WHAT YOU SHOULD DO | From the records below, copy every line that contains the word "text".

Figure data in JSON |
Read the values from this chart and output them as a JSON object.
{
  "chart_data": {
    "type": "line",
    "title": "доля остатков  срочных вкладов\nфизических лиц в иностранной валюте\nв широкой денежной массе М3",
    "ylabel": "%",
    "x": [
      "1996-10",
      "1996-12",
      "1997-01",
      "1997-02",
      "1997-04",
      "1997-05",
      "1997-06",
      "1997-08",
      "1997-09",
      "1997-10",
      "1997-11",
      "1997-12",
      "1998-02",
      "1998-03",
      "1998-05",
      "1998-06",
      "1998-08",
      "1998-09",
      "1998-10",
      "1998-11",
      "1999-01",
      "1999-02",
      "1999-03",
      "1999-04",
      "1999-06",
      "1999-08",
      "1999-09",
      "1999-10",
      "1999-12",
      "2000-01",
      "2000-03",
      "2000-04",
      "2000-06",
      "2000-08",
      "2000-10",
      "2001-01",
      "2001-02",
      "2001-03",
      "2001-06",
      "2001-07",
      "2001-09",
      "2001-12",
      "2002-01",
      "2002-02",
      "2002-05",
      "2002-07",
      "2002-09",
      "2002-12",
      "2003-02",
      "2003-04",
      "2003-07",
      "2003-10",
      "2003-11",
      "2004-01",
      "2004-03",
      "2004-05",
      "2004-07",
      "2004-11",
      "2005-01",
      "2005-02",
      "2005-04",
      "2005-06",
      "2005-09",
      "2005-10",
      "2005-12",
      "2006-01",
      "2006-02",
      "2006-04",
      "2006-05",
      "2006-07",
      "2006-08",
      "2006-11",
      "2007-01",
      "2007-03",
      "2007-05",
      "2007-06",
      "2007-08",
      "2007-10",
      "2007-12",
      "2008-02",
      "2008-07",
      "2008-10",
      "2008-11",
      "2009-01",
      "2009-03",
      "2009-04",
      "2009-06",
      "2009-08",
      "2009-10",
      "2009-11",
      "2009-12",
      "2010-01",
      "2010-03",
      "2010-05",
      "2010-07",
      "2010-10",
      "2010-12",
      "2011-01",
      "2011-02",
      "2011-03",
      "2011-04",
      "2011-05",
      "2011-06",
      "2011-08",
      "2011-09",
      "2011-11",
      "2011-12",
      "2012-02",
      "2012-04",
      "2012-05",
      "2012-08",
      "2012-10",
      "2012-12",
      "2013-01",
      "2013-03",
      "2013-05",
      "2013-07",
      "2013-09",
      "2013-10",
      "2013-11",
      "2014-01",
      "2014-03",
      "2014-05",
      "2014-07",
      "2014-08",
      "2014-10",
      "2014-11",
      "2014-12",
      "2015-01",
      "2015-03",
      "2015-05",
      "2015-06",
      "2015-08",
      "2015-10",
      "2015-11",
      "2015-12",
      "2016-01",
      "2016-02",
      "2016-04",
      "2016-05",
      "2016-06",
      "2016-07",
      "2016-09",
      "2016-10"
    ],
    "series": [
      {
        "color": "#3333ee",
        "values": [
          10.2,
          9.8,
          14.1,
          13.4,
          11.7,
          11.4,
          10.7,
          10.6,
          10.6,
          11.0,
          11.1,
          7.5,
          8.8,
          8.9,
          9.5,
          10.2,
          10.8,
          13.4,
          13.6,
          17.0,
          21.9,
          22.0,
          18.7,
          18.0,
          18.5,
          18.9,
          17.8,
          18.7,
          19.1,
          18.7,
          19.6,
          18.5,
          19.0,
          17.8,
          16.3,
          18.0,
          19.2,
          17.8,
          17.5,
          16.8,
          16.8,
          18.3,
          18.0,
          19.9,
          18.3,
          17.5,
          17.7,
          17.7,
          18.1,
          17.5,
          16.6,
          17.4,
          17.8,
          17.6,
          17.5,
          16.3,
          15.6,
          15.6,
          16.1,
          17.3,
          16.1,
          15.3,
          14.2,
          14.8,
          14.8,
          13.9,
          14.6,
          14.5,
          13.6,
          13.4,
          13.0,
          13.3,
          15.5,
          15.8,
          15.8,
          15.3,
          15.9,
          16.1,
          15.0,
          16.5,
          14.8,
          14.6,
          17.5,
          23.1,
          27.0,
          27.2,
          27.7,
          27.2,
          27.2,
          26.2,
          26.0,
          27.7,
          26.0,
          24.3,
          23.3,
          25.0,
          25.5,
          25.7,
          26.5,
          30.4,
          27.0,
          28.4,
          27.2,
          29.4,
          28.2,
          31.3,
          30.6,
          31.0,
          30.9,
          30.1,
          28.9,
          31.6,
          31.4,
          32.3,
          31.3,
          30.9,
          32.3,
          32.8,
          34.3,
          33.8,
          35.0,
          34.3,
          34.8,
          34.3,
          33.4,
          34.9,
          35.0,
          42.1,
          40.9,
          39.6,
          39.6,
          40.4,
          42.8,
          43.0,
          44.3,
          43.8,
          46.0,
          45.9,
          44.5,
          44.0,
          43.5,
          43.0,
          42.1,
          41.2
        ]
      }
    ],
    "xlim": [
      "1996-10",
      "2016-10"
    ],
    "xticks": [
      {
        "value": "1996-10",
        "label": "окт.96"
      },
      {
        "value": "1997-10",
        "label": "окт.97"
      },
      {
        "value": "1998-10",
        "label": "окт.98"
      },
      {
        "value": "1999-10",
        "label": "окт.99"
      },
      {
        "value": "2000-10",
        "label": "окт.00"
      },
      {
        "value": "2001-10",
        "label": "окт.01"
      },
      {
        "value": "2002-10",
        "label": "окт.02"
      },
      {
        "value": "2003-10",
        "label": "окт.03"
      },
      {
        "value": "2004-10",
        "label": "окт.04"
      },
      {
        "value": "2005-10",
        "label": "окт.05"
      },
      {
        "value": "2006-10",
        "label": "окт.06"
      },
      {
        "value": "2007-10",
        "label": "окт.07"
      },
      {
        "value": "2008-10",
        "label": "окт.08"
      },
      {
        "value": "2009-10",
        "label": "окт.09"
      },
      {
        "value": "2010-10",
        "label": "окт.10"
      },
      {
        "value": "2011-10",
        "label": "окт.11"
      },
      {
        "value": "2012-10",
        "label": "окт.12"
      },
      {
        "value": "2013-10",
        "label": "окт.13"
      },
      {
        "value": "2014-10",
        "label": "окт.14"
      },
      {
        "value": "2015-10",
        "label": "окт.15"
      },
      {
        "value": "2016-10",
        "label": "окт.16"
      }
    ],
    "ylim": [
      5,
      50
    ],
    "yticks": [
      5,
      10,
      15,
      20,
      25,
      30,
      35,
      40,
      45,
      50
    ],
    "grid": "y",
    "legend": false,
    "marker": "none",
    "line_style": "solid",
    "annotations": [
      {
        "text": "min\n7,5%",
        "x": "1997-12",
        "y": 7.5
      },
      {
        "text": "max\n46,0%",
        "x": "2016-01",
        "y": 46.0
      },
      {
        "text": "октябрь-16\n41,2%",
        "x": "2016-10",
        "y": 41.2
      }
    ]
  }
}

WORKED SOLUTION |
        "text": "min\n7,5%",
        "text": "max\n46,0%",
        "text": "октябрь-16\n41,2%",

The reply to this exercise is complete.